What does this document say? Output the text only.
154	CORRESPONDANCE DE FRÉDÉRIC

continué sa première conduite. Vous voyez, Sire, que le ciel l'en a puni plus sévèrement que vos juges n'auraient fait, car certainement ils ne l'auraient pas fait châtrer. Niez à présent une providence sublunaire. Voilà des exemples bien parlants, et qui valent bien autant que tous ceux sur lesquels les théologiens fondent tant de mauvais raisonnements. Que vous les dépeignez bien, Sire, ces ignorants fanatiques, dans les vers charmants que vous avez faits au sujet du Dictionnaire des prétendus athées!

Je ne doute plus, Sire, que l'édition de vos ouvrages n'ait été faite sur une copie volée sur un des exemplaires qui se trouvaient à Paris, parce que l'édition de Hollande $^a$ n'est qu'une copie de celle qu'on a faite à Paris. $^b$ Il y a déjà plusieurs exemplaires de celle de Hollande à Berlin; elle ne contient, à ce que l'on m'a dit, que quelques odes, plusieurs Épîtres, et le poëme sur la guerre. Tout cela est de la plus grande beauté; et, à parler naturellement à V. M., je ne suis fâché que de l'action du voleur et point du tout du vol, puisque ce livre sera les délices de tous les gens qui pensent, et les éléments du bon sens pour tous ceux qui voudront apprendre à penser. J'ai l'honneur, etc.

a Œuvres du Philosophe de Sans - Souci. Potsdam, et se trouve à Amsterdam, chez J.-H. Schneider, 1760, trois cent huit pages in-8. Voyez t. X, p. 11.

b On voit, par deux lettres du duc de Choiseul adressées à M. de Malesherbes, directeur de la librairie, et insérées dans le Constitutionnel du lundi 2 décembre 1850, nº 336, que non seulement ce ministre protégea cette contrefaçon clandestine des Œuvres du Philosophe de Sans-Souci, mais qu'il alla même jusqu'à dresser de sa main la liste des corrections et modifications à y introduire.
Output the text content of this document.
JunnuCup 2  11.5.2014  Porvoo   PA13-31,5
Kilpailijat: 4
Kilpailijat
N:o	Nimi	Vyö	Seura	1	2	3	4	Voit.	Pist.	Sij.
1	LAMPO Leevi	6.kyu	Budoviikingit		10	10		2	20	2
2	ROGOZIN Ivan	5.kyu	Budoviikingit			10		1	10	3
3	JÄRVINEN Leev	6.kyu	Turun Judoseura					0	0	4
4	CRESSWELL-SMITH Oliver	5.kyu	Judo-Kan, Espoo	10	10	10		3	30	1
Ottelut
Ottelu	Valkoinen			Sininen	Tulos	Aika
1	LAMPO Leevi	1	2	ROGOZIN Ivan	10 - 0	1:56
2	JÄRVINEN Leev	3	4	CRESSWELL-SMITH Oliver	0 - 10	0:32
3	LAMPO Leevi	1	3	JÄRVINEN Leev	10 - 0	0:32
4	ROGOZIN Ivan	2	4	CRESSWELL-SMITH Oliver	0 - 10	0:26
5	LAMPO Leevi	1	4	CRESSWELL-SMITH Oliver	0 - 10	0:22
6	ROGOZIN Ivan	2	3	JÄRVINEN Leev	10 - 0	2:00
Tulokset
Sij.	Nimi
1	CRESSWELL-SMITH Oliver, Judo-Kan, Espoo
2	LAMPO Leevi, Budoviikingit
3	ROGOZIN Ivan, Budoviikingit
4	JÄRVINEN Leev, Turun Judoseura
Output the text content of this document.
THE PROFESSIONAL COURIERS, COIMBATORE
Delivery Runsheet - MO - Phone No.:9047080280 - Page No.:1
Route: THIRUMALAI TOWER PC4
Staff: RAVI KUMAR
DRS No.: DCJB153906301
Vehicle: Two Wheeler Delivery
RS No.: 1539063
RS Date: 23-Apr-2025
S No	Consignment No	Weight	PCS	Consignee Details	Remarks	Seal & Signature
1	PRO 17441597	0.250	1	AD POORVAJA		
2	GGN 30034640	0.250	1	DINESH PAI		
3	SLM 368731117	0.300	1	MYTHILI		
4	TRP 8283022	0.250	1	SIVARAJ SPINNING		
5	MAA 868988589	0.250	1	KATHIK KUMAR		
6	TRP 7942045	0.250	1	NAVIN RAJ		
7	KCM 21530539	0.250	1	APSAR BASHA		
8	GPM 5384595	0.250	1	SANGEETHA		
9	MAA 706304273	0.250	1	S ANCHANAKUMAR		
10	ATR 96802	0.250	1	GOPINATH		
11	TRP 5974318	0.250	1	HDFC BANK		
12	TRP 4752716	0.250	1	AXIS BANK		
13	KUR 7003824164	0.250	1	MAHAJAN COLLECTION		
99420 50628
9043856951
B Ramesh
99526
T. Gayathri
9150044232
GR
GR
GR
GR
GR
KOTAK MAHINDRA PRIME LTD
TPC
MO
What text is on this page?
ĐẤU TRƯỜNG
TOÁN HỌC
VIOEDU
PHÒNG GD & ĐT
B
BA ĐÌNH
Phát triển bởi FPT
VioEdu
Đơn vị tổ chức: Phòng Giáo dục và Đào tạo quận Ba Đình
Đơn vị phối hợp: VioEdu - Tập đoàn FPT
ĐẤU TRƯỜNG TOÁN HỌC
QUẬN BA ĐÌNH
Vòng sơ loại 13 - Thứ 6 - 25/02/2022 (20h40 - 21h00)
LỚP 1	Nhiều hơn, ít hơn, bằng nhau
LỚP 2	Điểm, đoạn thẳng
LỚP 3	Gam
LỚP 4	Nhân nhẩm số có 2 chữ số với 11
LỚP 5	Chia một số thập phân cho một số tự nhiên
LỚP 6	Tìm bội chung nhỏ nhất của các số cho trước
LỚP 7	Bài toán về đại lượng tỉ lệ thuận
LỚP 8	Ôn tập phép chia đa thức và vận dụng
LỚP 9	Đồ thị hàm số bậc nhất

Objective: The line containing "What text is on this page?" marks the start; retype it and each line after it through the end of the records above, exactly.

Task solution:
What text is on this page?
ĐẤU TRƯỜNG
TOÁN HỌC
VIOEDU
PHÒNG GD & ĐT
B
BA ĐÌNH
Phát triển bởi FPT
VioEdu
Đơn vị tổ chức: Phòng Giáo dục và Đào tạo quận Ba Đình
Đơn vị phối hợp: VioEdu - Tập đoàn FPT
ĐẤU TRƯỜNG TOÁN HỌC
QUẬN BA ĐÌNH
Vòng sơ loại 13 - Thứ 6 - 25/02/2022 (20h40 - 21h00)
LỚP 1	Nhiều hơn, ít hơn, bằng nhau
LỚP 2	Điểm, đoạn thẳng
LỚP 3	Gam
LỚP 4	Nhân nhẩm số có 2 chữ số với 11
LỚP 5	Chia một số thập phân cho một số tự nhiên
LỚP 6	Tìm bội chung nhỏ nhất của các số cho trước
LỚP 7	Bài toán về đại lượng tỉ lệ thuận
LỚP 8	Ôn tập phép chia đa thức và vận dụng
LỚP 9	Đồ thị hàm số bậc nhất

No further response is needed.